▸ AVAILABLE RECORDS:
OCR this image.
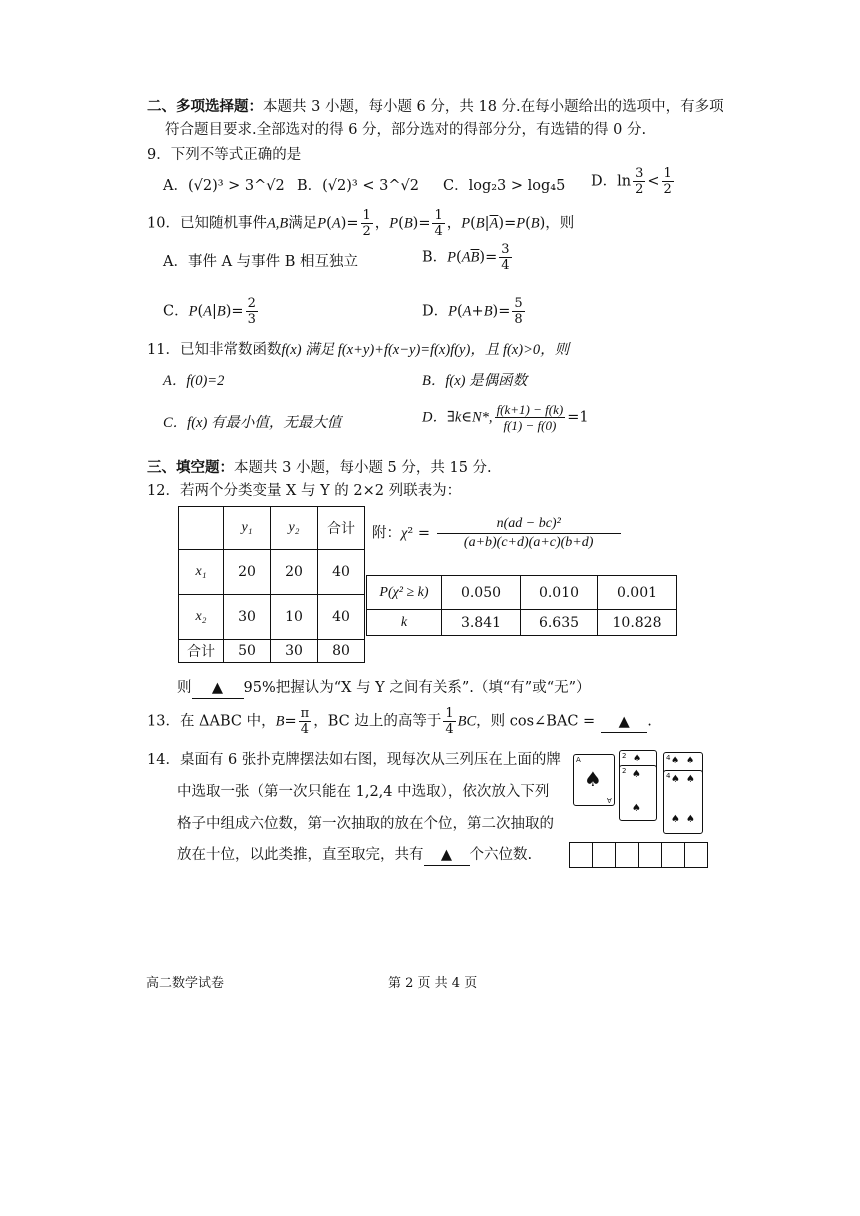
二、多项选择题：本题共 3 小题，每小题 6 分，共 18 分.在每小题给出的选项中，有多项
符合题目要求.全部选对的得 6 分，部分选对的得部分分，有选错的得 0 分.
9．下列不等式正确的是
A．(√2)³ > 3^√2 B．(√2)³ < 3^√2 C．log₂3 > log₄5 D．$\ln \frac{3}{2} < \frac{1}{2}$
10．已知随机事件A,B满足$P(A)= \frac{1}{2}$ ，$P(B)= \frac{1}{4}$ ，$P(B|\overline{A})=P(B)$，则
A．事件 A 与事件 B 相互独立	B．$P(A\overline{B})= \frac{3}{4}$
C．$P(A|B)= \frac{2}{3}$	D．$P(A+B)= \frac{5}{8}$
11．已知非常数函数f(x) 满足 f(x+y)+f(x−y)=f(x)f(y)，且 f(x)>0，则
A．f(0)=2	B．f(x) 是偶函数
C．f(x) 有最小值，无最大值	D．∃k∈N*, $\frac{f(k+1) - f(k)}{f(1) - f(0)} =1$
三、填空题：本题共 3 小题，每小题 5 分，共 15 分.
12．若两个分类变量 X 与 Y 的 2×2 列联表为：
	y₁	y₂	合计
x₁	20	20	40
x₂	30	10	40
合计	50	30	80
附：$\chi^2 = \frac{\text{n(ad − bc)²}}{(a+b)(c+d)(a+c)(b+d)}$
P(χ² ≥ k)	0.050	0.010	0.001
k	3.841	6.635	10.828
则 ▲ 95%把握认为“X 与 Y 之间有关系”.（填“有”或“无”）
13．在 ΔABC 中，$B= \frac{\pi}{4}$ ，BC 边上的高等于 $\frac{1}{4}$ BC，则 cos∠BAC = ▲ .
14．桌面有 6 张扑克牌摆法如右图，现每次从三列压在上面的牌
中选取一张（第一次只能在 1,2,4 中选取），依次放入下列
格子中组成六位数，第一次抽取的放在个位，第二次抽取的
放在十位，以此类推，直至取完，共有 ▲ 个六位数.
A
♠
A
2 ♠
2 ♠
♠
4 ♠ ♠
4 ♠ ♠
♠ ♠
高二数学试卷	第 2 页 共 4 页
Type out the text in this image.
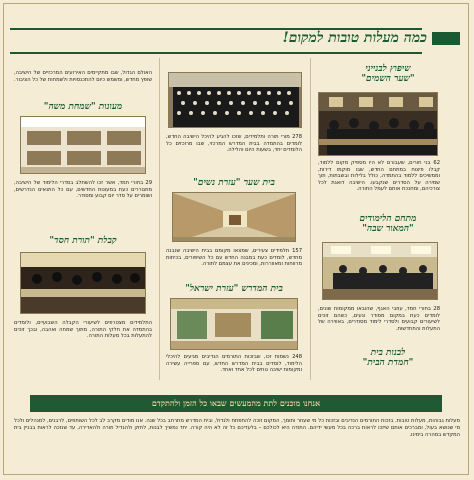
כמה מעלות טובות למקום!
שיפוץ לבנייני
"שער השמים"
62 בני חורים, שעבורם לא היו מספיק מקום ללמוד, קבלו פיצוח במתחם החדש, שבו מוקמו דירות, וממשיכים ללמוד בהתמדה, כולל בלילות ובשבתות, תוך שמירה על הסדרים שנקבעו. הישיבה דואגת לכל צורכיהם, ומחנכת אותם לעמל התורה.
מתחם הלימודים
"המאור שבה"
28 בחורי חמד, עוזבי האגף, שהובאו ממקומות שונים, לומדים כעת במקום מסודר ונעים, כשהם זוכים לשיעורים קבועים ולסדרי לימוד מסודרים, באווירה של התעלות והתחדשות.
לבנות בית
"חמדת הבית"
278 מורי תורה ותלמידים, שזכו להגיע להיכל הישיבה החדש, לומדים בהתמדה בבית המדרש המרכזי, שבו מרוכזים כל הלומדים יחד, בשעות היום והלילה.
בית שער "עזרת נשים"
157 תלמידים צעירים, שמצאו מקומם בבית הישיבה שנבנה מחדש, לומדים כעת במבנה החדש עם כל השיפורים, בכיתות מרווחות ומאווררות, ומכינים את עצמם לתורה.
בית המדרש "עזרת ישראל"
248 נשמות זכו, שבזכות התורמים הנדיבים מגיעים להיכלי הלימוד, לומדים בבית המדרש החדש, עם ספרייה עשירה ומקומות ישיבה נוחים לכל אחד ואחד.
האולם הגדול, שבו מתקיימים האירועים המרכזיים של הישיבה, שופץ מחדש, ומשמש כיום להתכנסויות ולשמחות של כל הציבור.
מעונות "שמחת משה"
29 בחורי חמד, אשר זכו להשתלב בסדרי הלימוד של הישיבה, מתגוררים כעת במעונות החדשים, עם כל התנאים הנדרשים, ושומרים על סדר יום קבוע ומסודר.
קבלת "תורת חסד"
התלמידים מצטרפים לשיעורי הקבלה השבועיים, ולומדים בהתמדה את חלקי התורה, מתוך שמחה ואהבה, ובכך זוכים להתעלות בכל מעלות התורה.
אנחנו מוכנים לתת מהמעשים שבאו כל הזמן ולהתקדם
מעלות גבוהות, מעלות טובות. בזכות התורמים הנדיבים ובזכות כל מי שעוזר ותומך, המקום זוכה להתפתח ולגדול, ובית המדרש מתרחב בכל שנה. אנו מודים מקרב לב לכל השותפים, לרבנים, למנהלים ולכל מי שנושא בעול, ומברכים אותם שיזכו לראות ברכה בכל מעשי ידיהם. התודה היא לכולכם – בלעדיכם כל זה לא היה קורה. יחד נמשיך לבנות, לחזק ולהגדיל תורה ולהאדירה, עד שנזכה לראות בבניין בית המקדש במהרה בימינו.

▸ PROBLEM TO SOLVE:
Copy out each line of the material that holds the word "לבנות".

▸ WRITTEN SOLUTION:
לבנות בית
מעלות גבוהות, מעלות טובות. בזכות התורמים הנדיבים ובזכות כל מי שעוזר ותומך, המקום זוכה להתפתח ולגדול, ובית המדרש מתרחב בכל שנה. אנו מודים מקרב לב לכל השותפים, לרבנים, למנהלים ולכל מי שנושא בעול, ומברכים אותם שיזכו לראות ברכה בכל מעשי ידיהם. התודה היא לכולכם – בלעדיכם כל זה לא היה קורה. יחד נמשיך לבנות, לחזק ולהגדיל תורה ולהאדירה, עד שנזכה לראות בבניין בית המקדש במהרה בימינו.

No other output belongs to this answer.